GOAL:
A verbatim copy of the records is required, with all pictures left out.

MATERIAL SUPPLIED:

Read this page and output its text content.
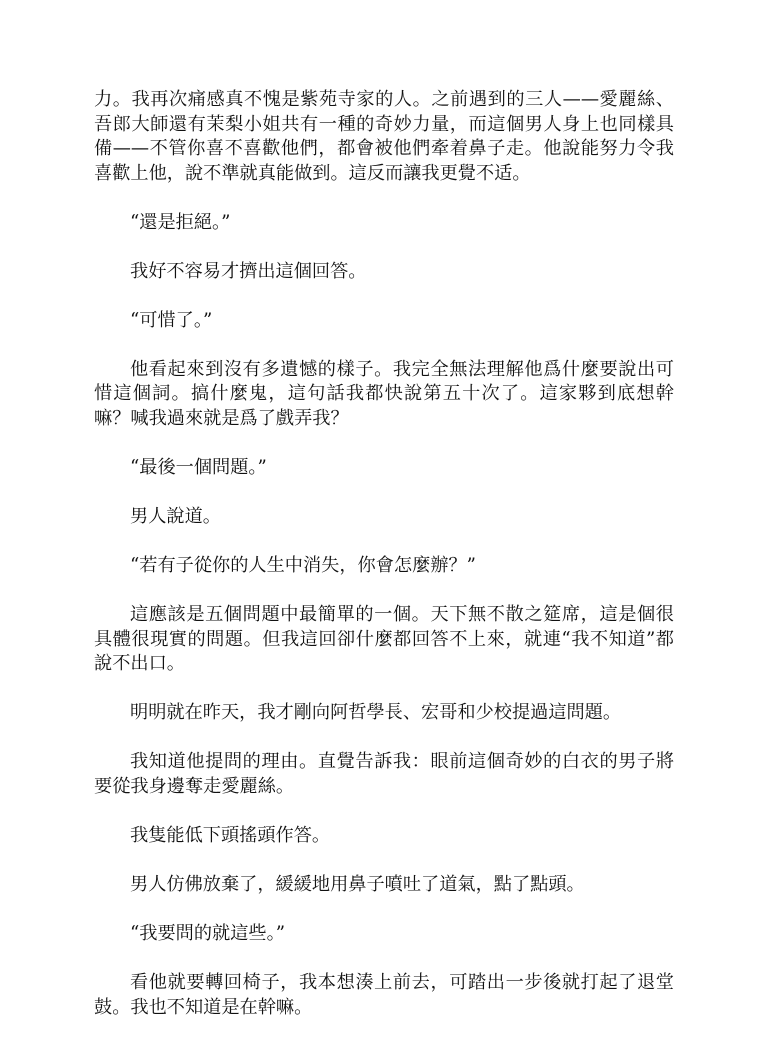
力。我再次痛感真不愧是紫苑寺家的人。之前遇到的三人——愛麗絲、吾郎大師還有茉梨小姐共有一種的奇妙力量，而這個男人身上也同樣具備——不管你喜不喜歡他們，都會被他們牽着鼻子走。他說能努力令我喜歡上他，說不準就真能做到。這反而讓我更覺不适。

“還是拒絕。”

我好不容易才擠出這個回答。

“可惜了。”

他看起來到沒有多遺憾的樣子。我完全無法理解他爲什麼要說出可惜這個詞。搞什麼鬼，這句話我都快說第五十次了。這家夥到底想幹嘛？喊我過來就是爲了戲弄我？

“最後一個問題。”

男人說道。

“若有子從你的人生中消失，你會怎麼辦？”

這應該是五個問題中最簡單的一個。天下無不散之筵席，這是個很具體很現實的問題。但我這回卻什麼都回答不上來，就連“我不知道”都說不出口。

明明就在昨天，我才剛向阿哲學長、宏哥和少校提過這問題。

我知道他提問的理由。直覺告訴我：眼前這個奇妙的白衣的男子將要從我身邊奪走愛麗絲。

我隻能低下頭搖頭作答。

男人仿佛放棄了，緩緩地用鼻子噴吐了道氣，點了點頭。

“我要問的就這些。”

看他就要轉回椅子，我本想湊上前去，可踏出一步後就打起了退堂鼓。我也不知道是在幹嘛。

RESULT FOR THIS TASK:
Read this page and output its text content.
力。我再次痛感真不愧是紫苑寺家的人。之前遇到的三人——愛麗絲、吾郎大師還有茉梨小姐共有一種的奇妙力量，而這個男人身上也同樣具備——不管你喜不喜歡他們，都會被他們牽着鼻子走。他說能努力令我喜歡上他，說不準就真能做到。這反而讓我更覺不适。

“還是拒絕。”

我好不容易才擠出這個回答。

“可惜了。”

他看起來到沒有多遺憾的樣子。我完全無法理解他爲什麼要說出可惜這個詞。搞什麼鬼，這句話我都快說第五十次了。這家夥到底想幹嘛？喊我過來就是爲了戲弄我？

“最後一個問題。”

男人說道。

“若有子從你的人生中消失，你會怎麼辦？”

這應該是五個問題中最簡單的一個。天下無不散之筵席，這是個很具體很現實的問題。但我這回卻什麼都回答不上來，就連“我不知道”都說不出口。

明明就在昨天，我才剛向阿哲學長、宏哥和少校提過這問題。

我知道他提問的理由。直覺告訴我：眼前這個奇妙的白衣的男子將要從我身邊奪走愛麗絲。

我隻能低下頭搖頭作答。

男人仿佛放棄了，緩緩地用鼻子噴吐了道氣，點了點頭。

“我要問的就這些。”

看他就要轉回椅子，我本想湊上前去，可踏出一步後就打起了退堂鼓。我也不知道是在幹嘛。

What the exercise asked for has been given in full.